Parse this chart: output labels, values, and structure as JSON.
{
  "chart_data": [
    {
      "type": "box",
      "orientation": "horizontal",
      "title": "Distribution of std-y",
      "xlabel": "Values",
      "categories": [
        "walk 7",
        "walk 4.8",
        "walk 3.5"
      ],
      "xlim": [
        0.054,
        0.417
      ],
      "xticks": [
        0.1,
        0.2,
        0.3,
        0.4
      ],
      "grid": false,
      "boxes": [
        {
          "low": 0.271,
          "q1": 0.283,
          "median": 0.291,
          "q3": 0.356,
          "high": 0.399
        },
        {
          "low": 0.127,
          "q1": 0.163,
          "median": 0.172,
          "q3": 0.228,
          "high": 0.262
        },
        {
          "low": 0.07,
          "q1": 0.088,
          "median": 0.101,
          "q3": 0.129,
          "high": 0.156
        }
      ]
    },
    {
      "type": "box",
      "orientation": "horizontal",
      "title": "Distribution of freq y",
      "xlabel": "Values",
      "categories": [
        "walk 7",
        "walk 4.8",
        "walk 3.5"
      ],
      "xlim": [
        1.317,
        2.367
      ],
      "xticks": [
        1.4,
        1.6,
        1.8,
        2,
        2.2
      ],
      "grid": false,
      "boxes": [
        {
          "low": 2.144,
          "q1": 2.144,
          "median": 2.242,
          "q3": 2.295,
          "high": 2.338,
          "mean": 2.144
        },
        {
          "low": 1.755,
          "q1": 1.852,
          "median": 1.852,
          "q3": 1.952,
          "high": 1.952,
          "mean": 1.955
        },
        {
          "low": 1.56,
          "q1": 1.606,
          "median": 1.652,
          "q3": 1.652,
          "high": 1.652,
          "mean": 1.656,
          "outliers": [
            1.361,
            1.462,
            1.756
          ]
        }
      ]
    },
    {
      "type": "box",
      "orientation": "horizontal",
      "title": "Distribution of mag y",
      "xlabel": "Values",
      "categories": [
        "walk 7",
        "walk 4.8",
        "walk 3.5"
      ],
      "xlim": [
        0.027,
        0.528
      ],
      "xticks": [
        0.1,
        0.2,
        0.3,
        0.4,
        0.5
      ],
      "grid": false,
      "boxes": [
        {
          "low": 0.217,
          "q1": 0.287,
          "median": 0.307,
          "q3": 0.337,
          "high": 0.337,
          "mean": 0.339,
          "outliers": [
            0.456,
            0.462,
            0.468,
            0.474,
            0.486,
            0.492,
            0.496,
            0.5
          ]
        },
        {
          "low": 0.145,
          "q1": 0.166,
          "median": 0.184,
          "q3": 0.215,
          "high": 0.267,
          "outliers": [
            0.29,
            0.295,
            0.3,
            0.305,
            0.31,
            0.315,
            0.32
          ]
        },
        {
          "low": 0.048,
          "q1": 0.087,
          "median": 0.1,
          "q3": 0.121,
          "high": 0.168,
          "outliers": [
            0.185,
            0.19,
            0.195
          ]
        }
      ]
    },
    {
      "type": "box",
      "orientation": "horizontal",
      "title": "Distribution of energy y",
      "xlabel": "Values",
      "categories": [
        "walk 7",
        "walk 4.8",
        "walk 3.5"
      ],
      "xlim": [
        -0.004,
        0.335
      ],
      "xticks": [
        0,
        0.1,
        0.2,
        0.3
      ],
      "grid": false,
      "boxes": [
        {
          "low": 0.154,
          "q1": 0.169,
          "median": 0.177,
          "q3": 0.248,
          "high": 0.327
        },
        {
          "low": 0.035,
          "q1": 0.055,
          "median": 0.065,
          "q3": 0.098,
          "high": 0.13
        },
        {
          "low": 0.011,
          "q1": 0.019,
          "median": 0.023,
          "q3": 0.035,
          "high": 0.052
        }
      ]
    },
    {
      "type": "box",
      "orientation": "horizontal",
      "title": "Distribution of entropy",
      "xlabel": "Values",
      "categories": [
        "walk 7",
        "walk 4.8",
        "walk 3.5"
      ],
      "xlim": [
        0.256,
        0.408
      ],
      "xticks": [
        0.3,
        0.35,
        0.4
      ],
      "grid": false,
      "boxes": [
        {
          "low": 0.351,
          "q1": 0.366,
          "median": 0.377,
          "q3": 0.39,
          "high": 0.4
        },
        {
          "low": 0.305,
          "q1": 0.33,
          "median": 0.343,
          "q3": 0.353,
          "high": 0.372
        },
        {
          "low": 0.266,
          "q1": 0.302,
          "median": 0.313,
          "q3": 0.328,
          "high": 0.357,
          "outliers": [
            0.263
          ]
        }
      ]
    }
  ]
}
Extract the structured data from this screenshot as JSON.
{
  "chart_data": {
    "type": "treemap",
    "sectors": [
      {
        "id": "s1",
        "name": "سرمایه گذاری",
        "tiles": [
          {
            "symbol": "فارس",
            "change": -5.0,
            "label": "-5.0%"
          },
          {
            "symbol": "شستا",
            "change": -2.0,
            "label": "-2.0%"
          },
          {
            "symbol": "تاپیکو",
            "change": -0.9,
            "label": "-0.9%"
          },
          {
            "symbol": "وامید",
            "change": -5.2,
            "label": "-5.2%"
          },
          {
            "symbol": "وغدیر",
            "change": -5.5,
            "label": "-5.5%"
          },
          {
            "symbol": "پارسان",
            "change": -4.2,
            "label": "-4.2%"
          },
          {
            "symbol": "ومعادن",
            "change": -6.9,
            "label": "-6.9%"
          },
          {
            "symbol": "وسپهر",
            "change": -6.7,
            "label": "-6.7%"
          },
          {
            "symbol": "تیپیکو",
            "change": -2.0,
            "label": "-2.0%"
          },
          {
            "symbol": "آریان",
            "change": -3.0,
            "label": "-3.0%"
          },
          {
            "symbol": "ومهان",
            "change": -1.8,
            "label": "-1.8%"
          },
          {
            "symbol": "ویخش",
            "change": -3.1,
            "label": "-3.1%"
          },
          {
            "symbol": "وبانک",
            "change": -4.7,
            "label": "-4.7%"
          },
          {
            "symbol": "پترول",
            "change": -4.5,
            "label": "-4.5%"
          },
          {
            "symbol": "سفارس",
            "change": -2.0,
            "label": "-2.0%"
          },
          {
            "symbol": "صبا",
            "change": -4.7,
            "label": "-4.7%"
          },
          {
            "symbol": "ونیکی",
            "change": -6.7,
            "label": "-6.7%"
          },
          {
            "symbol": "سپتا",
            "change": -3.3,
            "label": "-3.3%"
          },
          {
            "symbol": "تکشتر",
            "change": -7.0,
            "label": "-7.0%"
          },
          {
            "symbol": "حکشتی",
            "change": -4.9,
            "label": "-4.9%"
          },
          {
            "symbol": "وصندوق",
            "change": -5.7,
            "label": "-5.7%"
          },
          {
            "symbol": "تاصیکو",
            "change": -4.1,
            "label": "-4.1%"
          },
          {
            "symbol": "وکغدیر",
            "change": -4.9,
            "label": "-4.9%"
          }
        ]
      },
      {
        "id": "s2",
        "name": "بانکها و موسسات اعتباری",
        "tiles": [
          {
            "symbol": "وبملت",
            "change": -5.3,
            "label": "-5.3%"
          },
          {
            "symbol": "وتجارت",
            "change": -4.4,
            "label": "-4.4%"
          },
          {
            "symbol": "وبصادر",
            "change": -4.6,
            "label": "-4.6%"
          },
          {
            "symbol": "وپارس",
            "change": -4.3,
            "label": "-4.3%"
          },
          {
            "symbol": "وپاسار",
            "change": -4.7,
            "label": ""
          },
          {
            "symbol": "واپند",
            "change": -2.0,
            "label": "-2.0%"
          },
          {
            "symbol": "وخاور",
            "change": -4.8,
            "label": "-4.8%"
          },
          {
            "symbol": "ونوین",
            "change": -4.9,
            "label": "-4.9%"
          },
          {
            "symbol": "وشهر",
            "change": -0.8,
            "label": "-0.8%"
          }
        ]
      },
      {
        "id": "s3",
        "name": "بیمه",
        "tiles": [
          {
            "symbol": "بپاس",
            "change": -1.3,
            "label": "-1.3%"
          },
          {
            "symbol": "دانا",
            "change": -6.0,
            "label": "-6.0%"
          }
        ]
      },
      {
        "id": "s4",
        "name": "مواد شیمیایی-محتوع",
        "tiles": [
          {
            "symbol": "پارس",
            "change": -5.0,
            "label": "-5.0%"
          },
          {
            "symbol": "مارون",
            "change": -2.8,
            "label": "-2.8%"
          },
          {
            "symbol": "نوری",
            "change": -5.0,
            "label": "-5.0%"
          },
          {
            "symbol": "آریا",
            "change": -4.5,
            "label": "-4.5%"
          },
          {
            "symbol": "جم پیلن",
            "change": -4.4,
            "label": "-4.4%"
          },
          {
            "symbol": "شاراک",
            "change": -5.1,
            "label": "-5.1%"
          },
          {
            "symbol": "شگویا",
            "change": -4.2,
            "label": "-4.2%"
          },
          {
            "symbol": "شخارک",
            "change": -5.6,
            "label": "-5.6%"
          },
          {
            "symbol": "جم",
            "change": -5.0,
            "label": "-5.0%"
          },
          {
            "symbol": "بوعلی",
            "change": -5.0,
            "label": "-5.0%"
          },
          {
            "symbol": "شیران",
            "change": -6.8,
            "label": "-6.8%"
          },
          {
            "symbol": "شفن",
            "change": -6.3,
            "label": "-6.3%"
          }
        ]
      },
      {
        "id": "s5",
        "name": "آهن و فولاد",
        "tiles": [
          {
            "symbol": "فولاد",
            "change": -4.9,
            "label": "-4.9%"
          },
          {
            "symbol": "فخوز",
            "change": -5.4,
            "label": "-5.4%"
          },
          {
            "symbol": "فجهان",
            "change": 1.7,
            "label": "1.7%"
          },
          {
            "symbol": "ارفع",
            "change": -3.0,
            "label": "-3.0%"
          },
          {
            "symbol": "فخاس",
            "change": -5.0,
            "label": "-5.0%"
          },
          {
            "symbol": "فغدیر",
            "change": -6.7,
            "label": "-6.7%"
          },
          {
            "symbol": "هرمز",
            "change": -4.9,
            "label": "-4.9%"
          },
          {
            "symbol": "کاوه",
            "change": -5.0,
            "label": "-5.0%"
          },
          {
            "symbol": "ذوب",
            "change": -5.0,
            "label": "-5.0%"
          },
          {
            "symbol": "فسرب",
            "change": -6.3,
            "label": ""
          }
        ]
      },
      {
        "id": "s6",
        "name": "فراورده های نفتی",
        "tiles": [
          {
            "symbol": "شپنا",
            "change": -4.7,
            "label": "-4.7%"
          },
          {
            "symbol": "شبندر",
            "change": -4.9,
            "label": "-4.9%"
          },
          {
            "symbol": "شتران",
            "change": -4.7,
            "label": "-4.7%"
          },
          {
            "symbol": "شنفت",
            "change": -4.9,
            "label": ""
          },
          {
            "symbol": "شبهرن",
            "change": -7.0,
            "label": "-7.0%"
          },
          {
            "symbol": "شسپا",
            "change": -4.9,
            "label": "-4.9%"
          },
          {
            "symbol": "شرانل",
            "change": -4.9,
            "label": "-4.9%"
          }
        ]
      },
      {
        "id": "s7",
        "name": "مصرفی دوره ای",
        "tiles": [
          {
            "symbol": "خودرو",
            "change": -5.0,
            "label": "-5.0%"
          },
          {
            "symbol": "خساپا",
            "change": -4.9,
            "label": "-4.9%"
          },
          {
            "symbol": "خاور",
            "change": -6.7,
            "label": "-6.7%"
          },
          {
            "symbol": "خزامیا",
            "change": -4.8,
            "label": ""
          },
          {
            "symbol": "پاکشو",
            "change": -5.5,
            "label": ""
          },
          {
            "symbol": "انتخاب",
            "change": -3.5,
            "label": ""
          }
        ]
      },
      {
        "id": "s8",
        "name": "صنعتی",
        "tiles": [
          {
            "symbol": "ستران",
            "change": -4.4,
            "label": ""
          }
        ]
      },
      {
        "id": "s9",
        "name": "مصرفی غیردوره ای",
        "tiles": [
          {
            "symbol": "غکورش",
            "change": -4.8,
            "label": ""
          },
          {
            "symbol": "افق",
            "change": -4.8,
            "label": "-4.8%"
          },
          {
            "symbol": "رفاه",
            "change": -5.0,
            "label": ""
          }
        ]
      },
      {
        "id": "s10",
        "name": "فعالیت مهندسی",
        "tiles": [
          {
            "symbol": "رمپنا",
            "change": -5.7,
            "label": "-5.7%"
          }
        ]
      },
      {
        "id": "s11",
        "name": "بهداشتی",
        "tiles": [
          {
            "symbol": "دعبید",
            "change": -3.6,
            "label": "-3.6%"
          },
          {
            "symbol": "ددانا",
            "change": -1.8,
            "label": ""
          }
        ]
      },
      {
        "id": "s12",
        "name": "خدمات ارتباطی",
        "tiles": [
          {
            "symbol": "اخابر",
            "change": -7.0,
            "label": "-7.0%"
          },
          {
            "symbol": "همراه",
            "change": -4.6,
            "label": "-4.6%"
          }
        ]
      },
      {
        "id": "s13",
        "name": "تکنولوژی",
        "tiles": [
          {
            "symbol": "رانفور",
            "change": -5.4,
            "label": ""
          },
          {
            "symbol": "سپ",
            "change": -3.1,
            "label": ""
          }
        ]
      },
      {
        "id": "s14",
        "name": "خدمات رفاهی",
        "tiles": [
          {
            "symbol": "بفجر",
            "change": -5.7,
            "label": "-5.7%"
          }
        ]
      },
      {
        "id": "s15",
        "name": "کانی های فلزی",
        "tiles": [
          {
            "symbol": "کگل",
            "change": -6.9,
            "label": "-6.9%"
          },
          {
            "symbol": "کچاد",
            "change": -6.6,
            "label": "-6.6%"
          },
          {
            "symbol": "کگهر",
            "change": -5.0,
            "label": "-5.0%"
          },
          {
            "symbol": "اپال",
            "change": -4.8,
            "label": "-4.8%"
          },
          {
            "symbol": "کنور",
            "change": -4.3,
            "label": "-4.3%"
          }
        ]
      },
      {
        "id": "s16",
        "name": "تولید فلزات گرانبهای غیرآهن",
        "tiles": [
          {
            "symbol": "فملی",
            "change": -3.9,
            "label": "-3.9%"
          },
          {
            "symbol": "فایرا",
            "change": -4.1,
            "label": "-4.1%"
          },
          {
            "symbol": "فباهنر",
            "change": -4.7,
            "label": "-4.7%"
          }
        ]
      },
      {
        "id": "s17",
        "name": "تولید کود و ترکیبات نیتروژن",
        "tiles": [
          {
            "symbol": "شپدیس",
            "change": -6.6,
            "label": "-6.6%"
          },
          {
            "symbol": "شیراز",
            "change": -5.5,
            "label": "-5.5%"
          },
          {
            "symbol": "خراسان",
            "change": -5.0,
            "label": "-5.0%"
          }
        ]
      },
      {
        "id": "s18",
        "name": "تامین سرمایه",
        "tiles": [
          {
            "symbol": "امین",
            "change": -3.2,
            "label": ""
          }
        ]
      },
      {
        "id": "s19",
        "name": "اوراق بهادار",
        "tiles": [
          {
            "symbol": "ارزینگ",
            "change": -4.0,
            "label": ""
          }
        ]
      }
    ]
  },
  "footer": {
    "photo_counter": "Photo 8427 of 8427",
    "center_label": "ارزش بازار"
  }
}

----

§ **Problem to solve**: Of the lines in the data above, how many contain the word "تولید"? Give only that figure.

§ **Expected answer**: 2